Collected data entries:
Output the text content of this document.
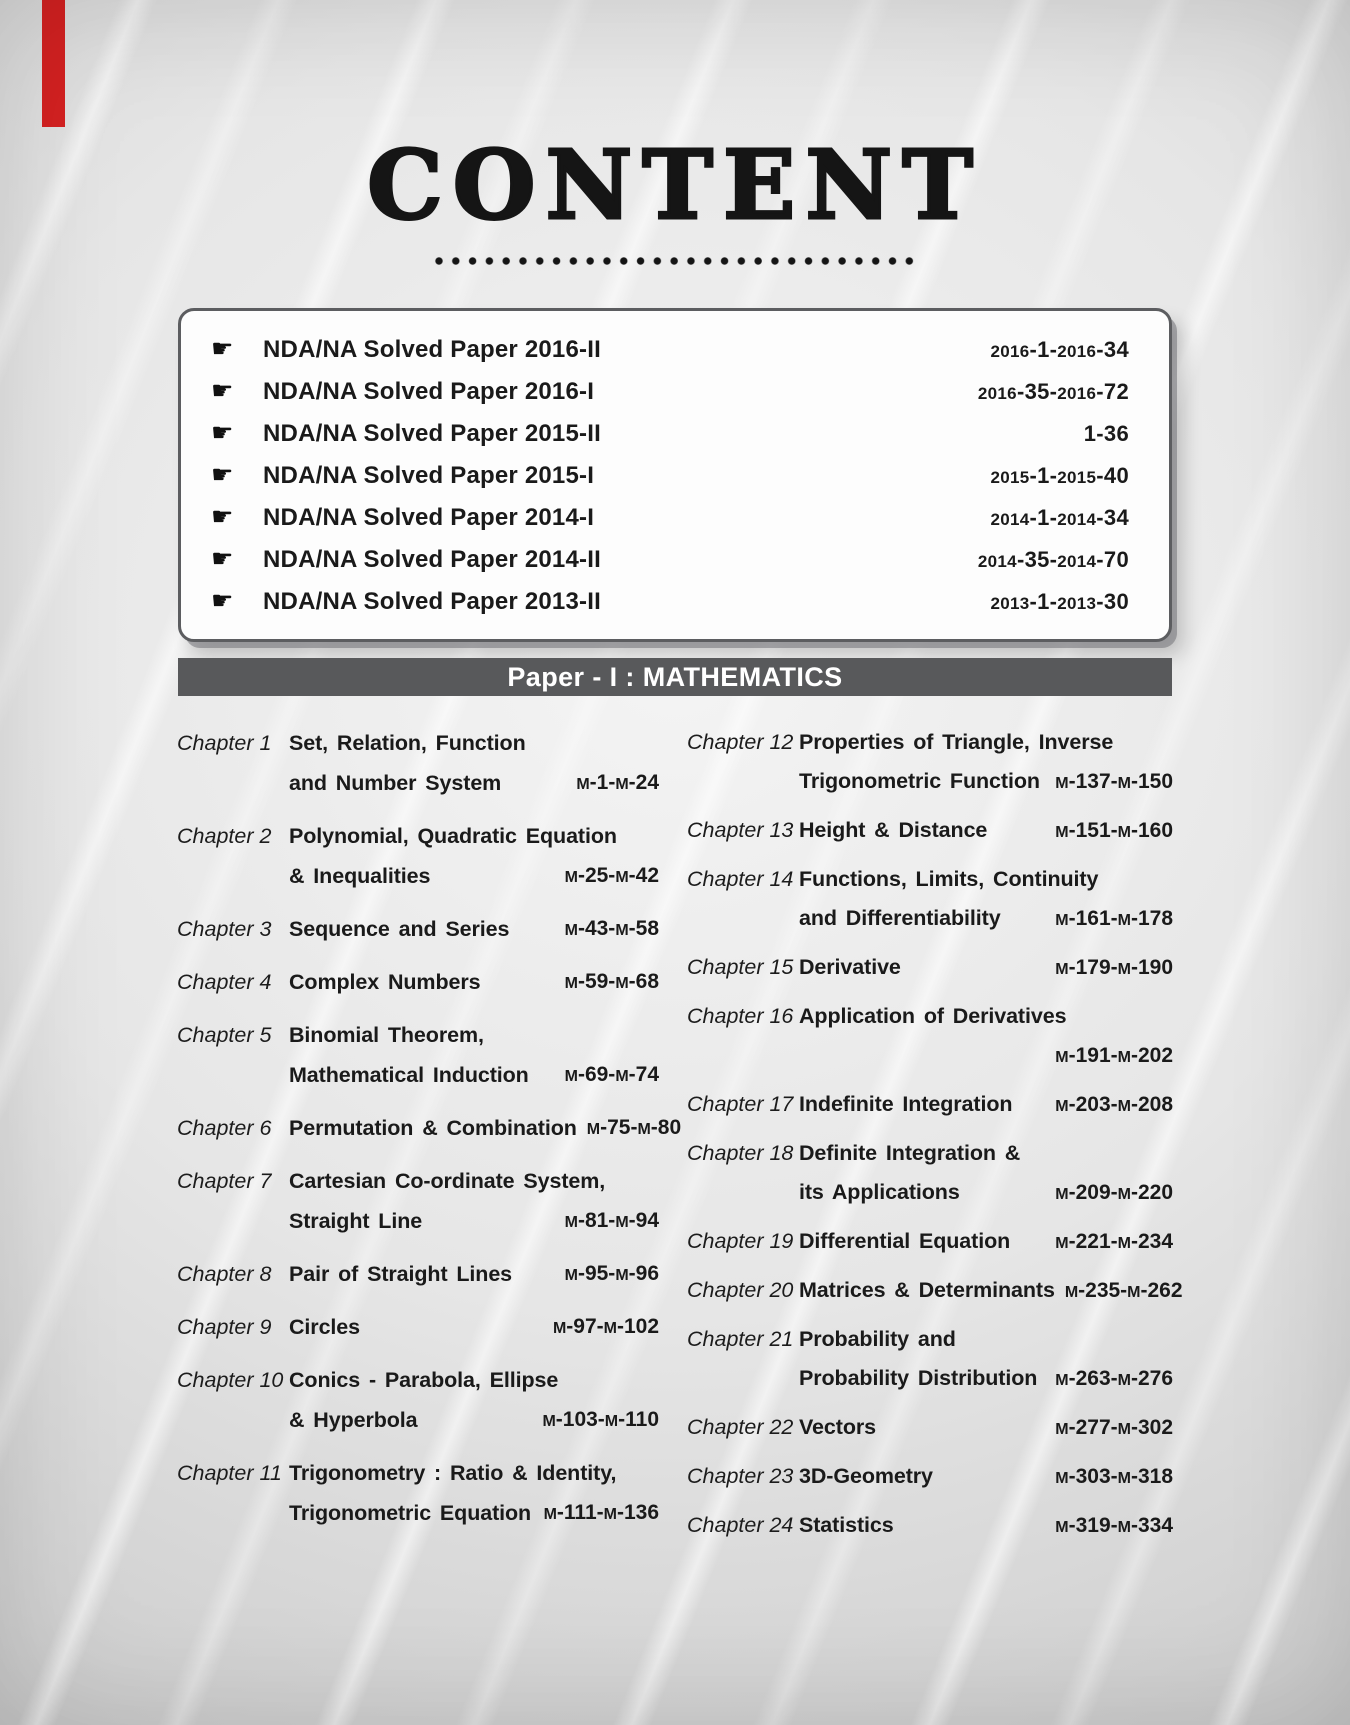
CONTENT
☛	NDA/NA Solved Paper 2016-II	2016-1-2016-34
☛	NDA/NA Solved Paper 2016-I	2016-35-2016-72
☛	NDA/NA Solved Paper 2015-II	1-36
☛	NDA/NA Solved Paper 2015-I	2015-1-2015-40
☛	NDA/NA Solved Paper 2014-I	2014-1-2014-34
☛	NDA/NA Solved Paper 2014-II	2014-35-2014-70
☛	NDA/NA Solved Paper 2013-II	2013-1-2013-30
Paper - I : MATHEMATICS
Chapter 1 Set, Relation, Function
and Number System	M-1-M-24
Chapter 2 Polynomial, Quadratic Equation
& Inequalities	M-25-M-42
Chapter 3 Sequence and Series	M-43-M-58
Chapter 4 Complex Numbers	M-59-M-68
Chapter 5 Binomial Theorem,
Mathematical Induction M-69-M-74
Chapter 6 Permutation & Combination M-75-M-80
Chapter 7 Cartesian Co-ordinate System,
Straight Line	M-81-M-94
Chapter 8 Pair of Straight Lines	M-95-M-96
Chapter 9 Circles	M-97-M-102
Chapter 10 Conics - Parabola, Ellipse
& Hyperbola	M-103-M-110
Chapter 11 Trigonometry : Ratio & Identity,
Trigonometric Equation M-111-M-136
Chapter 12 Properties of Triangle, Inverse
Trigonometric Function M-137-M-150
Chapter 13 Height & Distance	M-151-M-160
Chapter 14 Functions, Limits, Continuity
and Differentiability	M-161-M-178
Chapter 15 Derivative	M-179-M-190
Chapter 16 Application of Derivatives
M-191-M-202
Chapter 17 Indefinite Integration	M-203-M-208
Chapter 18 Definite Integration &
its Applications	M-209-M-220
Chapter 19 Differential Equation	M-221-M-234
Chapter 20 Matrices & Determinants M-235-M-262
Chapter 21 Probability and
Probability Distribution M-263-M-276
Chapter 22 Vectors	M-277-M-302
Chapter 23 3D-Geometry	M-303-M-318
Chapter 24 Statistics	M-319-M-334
* * *
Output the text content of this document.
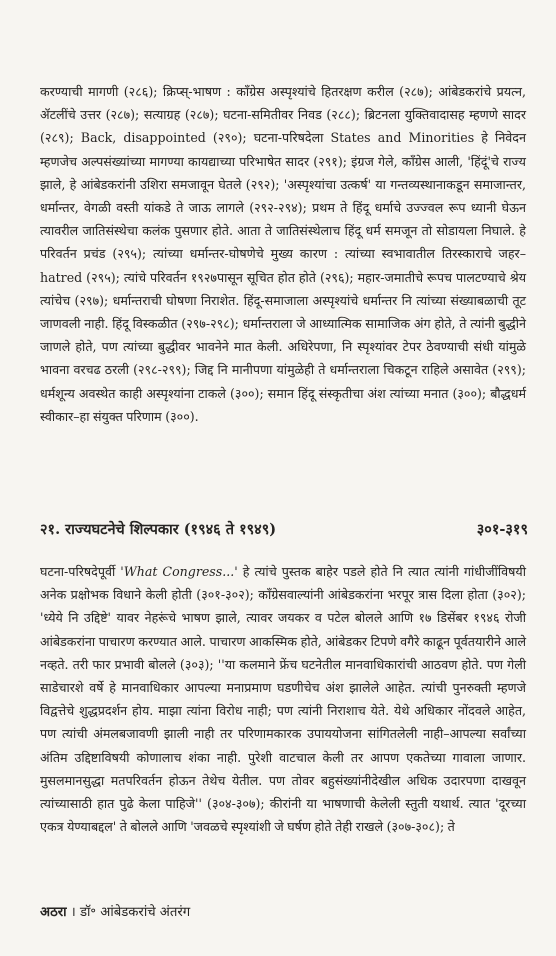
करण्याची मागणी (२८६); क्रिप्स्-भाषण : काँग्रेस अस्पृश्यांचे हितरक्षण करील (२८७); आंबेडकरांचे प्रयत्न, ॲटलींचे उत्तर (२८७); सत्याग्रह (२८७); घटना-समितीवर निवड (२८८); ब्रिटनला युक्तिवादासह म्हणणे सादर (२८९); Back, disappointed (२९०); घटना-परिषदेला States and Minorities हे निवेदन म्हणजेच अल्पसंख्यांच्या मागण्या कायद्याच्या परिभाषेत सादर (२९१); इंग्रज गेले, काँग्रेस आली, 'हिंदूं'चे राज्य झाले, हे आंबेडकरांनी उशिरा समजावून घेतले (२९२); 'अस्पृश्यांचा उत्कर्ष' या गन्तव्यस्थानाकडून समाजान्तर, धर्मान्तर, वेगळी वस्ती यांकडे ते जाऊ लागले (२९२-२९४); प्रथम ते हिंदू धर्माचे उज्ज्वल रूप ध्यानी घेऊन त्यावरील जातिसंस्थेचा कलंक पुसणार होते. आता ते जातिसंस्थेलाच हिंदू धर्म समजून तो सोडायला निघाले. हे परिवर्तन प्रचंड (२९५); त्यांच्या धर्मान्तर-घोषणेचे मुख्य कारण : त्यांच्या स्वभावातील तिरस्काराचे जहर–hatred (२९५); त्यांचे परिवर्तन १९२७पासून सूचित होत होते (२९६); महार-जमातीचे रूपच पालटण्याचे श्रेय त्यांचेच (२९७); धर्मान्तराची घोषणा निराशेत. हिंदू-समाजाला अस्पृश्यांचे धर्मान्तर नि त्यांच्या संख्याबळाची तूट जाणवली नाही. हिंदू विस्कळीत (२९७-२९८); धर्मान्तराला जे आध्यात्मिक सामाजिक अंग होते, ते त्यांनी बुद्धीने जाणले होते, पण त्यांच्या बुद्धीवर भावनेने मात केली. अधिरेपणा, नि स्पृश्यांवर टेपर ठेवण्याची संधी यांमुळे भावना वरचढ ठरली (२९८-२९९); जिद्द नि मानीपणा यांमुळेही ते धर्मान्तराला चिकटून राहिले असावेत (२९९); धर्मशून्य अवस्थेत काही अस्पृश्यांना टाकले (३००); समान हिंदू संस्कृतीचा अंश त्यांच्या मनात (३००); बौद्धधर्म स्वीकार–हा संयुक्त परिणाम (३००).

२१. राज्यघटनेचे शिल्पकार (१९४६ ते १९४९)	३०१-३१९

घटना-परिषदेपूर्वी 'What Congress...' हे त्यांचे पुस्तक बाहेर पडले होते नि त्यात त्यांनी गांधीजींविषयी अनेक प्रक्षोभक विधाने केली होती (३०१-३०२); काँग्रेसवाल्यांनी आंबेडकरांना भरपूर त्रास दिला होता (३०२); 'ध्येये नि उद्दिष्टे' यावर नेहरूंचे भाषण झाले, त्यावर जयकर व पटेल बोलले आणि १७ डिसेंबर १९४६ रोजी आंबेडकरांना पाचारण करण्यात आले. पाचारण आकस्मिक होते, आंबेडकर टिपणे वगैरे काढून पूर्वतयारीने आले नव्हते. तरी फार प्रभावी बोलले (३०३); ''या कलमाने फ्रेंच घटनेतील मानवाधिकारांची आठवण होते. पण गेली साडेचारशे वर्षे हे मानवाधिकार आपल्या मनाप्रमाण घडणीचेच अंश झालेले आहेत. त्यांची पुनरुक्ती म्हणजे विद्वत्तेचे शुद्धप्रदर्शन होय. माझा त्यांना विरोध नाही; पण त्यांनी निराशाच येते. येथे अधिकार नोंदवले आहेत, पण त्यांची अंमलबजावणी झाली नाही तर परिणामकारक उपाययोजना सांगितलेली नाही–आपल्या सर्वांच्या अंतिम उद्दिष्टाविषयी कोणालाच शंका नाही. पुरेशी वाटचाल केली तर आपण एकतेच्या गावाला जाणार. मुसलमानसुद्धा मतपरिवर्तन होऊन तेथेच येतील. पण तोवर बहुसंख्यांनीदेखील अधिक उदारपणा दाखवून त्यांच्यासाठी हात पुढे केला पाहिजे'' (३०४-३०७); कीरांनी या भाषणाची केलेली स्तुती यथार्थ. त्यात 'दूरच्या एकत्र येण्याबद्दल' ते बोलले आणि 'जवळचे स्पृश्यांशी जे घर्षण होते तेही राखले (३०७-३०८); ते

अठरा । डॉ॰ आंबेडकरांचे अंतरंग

WHAT IS EXPECTED ->
Find the string "Trigonometric" in the listing and return every line that holds it.

THE ANSWER ->
Trigonometric Equation M-111-M-136
Trigonometric Function M-137-M-150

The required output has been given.